— Start of Extracted data —

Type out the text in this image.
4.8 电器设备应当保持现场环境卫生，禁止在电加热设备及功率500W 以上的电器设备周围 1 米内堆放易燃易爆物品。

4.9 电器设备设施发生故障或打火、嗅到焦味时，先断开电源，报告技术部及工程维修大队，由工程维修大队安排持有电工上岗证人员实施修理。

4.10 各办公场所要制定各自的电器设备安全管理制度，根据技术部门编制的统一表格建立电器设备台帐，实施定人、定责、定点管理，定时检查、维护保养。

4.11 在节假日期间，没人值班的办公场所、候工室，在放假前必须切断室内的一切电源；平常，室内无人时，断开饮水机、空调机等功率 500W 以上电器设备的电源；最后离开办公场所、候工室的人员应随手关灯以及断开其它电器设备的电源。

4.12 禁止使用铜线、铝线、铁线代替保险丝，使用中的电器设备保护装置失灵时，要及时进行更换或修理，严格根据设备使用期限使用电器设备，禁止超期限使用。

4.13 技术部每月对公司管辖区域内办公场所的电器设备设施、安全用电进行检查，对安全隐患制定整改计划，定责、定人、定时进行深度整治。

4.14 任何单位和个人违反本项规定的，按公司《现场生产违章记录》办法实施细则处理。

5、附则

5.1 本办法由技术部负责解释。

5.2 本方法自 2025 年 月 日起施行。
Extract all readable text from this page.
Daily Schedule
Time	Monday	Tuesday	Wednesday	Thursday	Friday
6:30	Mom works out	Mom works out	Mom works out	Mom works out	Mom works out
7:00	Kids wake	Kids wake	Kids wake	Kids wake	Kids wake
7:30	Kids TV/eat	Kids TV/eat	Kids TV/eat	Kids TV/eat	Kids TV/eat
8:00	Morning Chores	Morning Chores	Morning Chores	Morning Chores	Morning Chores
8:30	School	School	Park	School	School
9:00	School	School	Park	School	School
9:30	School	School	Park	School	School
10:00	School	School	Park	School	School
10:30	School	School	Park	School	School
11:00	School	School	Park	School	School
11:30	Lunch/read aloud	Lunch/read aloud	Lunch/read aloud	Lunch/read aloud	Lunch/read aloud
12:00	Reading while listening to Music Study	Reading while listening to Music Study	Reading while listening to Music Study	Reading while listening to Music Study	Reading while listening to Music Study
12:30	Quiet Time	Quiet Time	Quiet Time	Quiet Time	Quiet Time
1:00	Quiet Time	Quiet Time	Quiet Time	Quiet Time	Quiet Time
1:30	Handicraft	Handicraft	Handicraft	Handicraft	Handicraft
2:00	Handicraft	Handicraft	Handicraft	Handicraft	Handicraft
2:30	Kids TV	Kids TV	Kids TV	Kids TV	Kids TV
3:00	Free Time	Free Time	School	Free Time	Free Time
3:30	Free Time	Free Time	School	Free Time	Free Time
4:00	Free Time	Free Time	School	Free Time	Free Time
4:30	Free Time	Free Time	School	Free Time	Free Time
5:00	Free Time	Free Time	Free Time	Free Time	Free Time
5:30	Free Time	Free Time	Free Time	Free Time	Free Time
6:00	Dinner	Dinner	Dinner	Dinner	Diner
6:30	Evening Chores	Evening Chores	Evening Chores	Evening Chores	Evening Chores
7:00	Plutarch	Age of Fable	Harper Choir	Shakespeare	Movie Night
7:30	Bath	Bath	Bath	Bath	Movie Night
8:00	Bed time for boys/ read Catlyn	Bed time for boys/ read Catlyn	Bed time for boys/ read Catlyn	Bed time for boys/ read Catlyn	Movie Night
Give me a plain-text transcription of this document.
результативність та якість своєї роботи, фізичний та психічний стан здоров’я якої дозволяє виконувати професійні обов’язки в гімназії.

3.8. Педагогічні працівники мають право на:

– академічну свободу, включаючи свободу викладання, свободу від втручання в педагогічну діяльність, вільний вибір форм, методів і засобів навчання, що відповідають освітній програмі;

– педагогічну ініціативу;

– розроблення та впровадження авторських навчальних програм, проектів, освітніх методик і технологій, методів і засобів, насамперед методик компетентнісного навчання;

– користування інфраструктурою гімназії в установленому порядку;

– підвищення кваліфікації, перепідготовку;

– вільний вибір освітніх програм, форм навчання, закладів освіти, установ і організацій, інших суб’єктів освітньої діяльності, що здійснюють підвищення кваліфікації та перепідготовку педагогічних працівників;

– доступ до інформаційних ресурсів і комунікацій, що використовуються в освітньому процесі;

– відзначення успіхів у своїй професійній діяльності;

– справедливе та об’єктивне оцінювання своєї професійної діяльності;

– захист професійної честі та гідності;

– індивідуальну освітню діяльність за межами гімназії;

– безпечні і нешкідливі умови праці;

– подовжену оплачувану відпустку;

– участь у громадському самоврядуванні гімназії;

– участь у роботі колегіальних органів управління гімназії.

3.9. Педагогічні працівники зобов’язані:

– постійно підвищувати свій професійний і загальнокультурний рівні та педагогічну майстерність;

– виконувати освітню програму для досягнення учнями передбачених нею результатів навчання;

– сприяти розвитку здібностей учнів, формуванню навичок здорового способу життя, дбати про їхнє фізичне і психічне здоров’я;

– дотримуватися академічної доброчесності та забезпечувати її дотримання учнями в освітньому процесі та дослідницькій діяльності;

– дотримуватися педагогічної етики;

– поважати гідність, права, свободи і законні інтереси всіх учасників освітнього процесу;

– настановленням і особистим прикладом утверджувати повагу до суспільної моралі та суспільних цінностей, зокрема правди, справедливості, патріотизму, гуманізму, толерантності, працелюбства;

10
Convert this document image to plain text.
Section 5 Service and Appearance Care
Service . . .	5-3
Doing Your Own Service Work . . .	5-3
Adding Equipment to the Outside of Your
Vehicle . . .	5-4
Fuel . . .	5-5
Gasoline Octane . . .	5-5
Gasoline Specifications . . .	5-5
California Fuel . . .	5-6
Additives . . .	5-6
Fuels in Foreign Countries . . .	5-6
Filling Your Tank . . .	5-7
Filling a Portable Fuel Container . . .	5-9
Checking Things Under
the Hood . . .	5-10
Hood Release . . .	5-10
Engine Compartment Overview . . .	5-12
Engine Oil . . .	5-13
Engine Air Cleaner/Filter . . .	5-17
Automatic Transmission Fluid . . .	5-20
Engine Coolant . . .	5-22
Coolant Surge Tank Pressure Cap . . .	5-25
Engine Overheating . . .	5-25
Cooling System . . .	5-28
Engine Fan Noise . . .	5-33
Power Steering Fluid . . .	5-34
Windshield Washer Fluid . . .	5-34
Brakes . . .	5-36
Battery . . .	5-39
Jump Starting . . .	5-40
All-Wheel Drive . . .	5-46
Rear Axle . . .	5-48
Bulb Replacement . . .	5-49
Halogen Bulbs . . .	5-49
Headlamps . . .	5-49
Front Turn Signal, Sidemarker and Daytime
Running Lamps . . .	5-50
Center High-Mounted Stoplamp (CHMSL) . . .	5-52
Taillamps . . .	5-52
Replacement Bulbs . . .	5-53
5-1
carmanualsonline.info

— End of Extracted data —

Requirement ::
Your task is to extract all of the records exactly.

Solution to this problem ::
Type out the text in this image.
4.8 电器设备应当保持现场环境卫生，禁止在电加热设备及功率500W 以上的电器设备周围 1 米内堆放易燃易爆物品。

4.9 电器设备设施发生故障或打火、嗅到焦味时，先断开电源，报告技术部及工程维修大队，由工程维修大队安排持有电工上岗证人员实施修理。

4.10 各办公场所要制定各自的电器设备安全管理制度，根据技术部门编制的统一表格建立电器设备台帐，实施定人、定责、定点管理，定时检查、维护保养。

4.11 在节假日期间，没人值班的办公场所、候工室，在放假前必须切断室内的一切电源；平常，室内无人时，断开饮水机、空调机等功率 500W 以上电器设备的电源；最后离开办公场所、候工室的人员应随手关灯以及断开其它电器设备的电源。

4.12 禁止使用铜线、铝线、铁线代替保险丝，使用中的电器设备保护装置失灵时，要及时进行更换或修理，严格根据设备使用期限使用电器设备，禁止超期限使用。

4.13 技术部每月对公司管辖区域内办公场所的电器设备设施、安全用电进行检查，对安全隐患制定整改计划，定责、定人、定时进行深度整治。

4.14 任何单位和个人违反本项规定的，按公司《现场生产违章记录》办法实施细则处理。

5、附则

5.1 本办法由技术部负责解释。

5.2 本方法自 2025 年 月 日起施行。
Extract all readable text from this page.
Daily Schedule
Time	Monday	Tuesday	Wednesday	Thursday	Friday
6:30	Mom works out	Mom works out	Mom works out	Mom works out	Mom works out
7:00	Kids wake	Kids wake	Kids wake	Kids wake	Kids wake
7:30	Kids TV/eat	Kids TV/eat	Kids TV/eat	Kids TV/eat	Kids TV/eat
8:00	Morning Chores	Morning Chores	Morning Chores	Morning Chores	Morning Chores
8:30	School	School	Park	School	School
9:00	School	School	Park	School	School
9:30	School	School	Park	School	School
10:00	School	School	Park	School	School
10:30	School	School	Park	School	School
11:00	School	School	Park	School	School
11:30	Lunch/read aloud	Lunch/read aloud	Lunch/read aloud	Lunch/read aloud	Lunch/read aloud
12:00	Reading while listening to Music Study	Reading while listening to Music Study	Reading while listening to Music Study	Reading while listening to Music Study	Reading while listening to Music Study
12:30	Quiet Time	Quiet Time	Quiet Time	Quiet Time	Quiet Time
1:00	Quiet Time	Quiet Time	Quiet Time	Quiet Time	Quiet Time
1:30	Handicraft	Handicraft	Handicraft	Handicraft	Handicraft
2:00	Handicraft	Handicraft	Handicraft	Handicraft	Handicraft
2:30	Kids TV	Kids TV	Kids TV	Kids TV	Kids TV
3:00	Free Time	Free Time	School	Free Time	Free Time
3:30	Free Time	Free Time	School	Free Time	Free Time
4:00	Free Time	Free Time	School	Free Time	Free Time
4:30	Free Time	Free Time	School	Free Time	Free Time
5:00	Free Time	Free Time	Free Time	Free Time	Free Time
5:30	Free Time	Free Time	Free Time	Free Time	Free Time
6:00	Dinner	Dinner	Dinner	Dinner	Diner
6:30	Evening Chores	Evening Chores	Evening Chores	Evening Chores	Evening Chores
7:00	Plutarch	Age of Fable	Harper Choir	Shakespeare	Movie Night
7:30	Bath	Bath	Bath	Bath	Movie Night
8:00	Bed time for boys/ read Catlyn	Bed time for boys/ read Catlyn	Bed time for boys/ read Catlyn	Bed time for boys/ read Catlyn	Movie Night
Give me a plain-text transcription of this document.
результативність та якість своєї роботи, фізичний та психічний стан здоров’я якої дозволяє виконувати професійні обов’язки в гімназії.

3.8. Педагогічні працівники мають право на:

– академічну свободу, включаючи свободу викладання, свободу від втручання в педагогічну діяльність, вільний вибір форм, методів і засобів навчання, що відповідають освітній програмі;

– педагогічну ініціативу;

– розроблення та впровадження авторських навчальних програм, проектів, освітніх методик і технологій, методів і засобів, насамперед методик компетентнісного навчання;

– користування інфраструктурою гімназії в установленому порядку;

– підвищення кваліфікації, перепідготовку;

– вільний вибір освітніх програм, форм навчання, закладів освіти, установ і організацій, інших суб’єктів освітньої діяльності, що здійснюють підвищення кваліфікації та перепідготовку педагогічних працівників;

– доступ до інформаційних ресурсів і комунікацій, що використовуються в освітньому процесі;

– відзначення успіхів у своїй професійній діяльності;

– справедливе та об’єктивне оцінювання своєї професійної діяльності;

– захист професійної честі та гідності;

– індивідуальну освітню діяльність за межами гімназії;

– безпечні і нешкідливі умови праці;

– подовжену оплачувану відпустку;

– участь у громадському самоврядуванні гімназії;

– участь у роботі колегіальних органів управління гімназії.

3.9. Педагогічні працівники зобов’язані:

– постійно підвищувати свій професійний і загальнокультурний рівні та педагогічну майстерність;

– виконувати освітню програму для досягнення учнями передбачених нею результатів навчання;

– сприяти розвитку здібностей учнів, формуванню навичок здорового способу життя, дбати про їхнє фізичне і психічне здоров’я;

– дотримуватися академічної доброчесності та забезпечувати її дотримання учнями в освітньому процесі та дослідницькій діяльності;

– дотримуватися педагогічної етики;

– поважати гідність, права, свободи і законні інтереси всіх учасників освітнього процесу;

– настановленням і особистим прикладом утверджувати повагу до суспільної моралі та суспільних цінностей, зокрема правди, справедливості, патріотизму, гуманізму, толерантності, працелюбства;

10
Convert this document image to plain text.
Section 5 Service and Appearance Care
Service . . .	5-3
Doing Your Own Service Work . . .	5-3
Adding Equipment to the Outside of Your
Vehicle . . .	5-4
Fuel . . .	5-5
Gasoline Octane . . .	5-5
Gasoline Specifications . . .	5-5
California Fuel . . .	5-6
Additives . . .	5-6
Fuels in Foreign Countries . . .	5-6
Filling Your Tank . . .	5-7
Filling a Portable Fuel Container . . .	5-9
Checking Things Under
the Hood . . .	5-10
Hood Release . . .	5-10
Engine Compartment Overview . . .	5-12
Engine Oil . . .	5-13
Engine Air Cleaner/Filter . . .	5-17
Automatic Transmission Fluid . . .	5-20
Engine Coolant . . .	5-22
Coolant Surge Tank Pressure Cap . . .	5-25
Engine Overheating . . .	5-25
Cooling System . . .	5-28
Engine Fan Noise . . .	5-33
Power Steering Fluid . . .	5-34
Windshield Washer Fluid . . .	5-34
Brakes . . .	5-36
Battery . . .	5-39
Jump Starting . . .	5-40
All-Wheel Drive . . .	5-46
Rear Axle . . .	5-48
Bulb Replacement . . .	5-49
Halogen Bulbs . . .	5-49
Headlamps . . .	5-49
Front Turn Signal, Sidemarker and Daytime
Running Lamps . . .	5-50
Center High-Mounted Stoplamp (CHMSL) . . .	5-52
Taillamps . . .	5-52
Replacement Bulbs . . .	5-53
5-1
carmanualsonline.info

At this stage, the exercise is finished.